PROBLEM TO WORK ON: Check each line for the word "physique" and give how many have it. Say nothing else.
>> Start
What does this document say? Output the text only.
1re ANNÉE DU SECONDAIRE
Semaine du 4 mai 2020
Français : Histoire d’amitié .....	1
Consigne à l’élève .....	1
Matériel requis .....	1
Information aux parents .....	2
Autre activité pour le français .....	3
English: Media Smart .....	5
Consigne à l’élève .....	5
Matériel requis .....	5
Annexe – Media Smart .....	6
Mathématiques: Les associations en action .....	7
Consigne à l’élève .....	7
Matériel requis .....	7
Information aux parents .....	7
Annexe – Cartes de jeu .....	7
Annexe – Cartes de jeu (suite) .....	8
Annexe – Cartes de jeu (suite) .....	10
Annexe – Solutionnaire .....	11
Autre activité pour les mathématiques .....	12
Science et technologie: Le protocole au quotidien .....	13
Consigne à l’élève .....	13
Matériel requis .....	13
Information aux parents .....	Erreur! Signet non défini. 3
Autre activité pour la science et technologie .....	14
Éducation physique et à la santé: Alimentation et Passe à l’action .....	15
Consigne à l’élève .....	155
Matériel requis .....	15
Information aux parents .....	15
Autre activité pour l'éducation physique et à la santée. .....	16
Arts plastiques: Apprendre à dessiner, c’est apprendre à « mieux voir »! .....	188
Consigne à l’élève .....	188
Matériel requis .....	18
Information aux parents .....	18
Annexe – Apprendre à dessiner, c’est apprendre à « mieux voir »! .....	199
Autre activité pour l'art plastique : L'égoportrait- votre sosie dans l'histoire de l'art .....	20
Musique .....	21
>> End
SOLUTION TO THIS EXERCISE: 2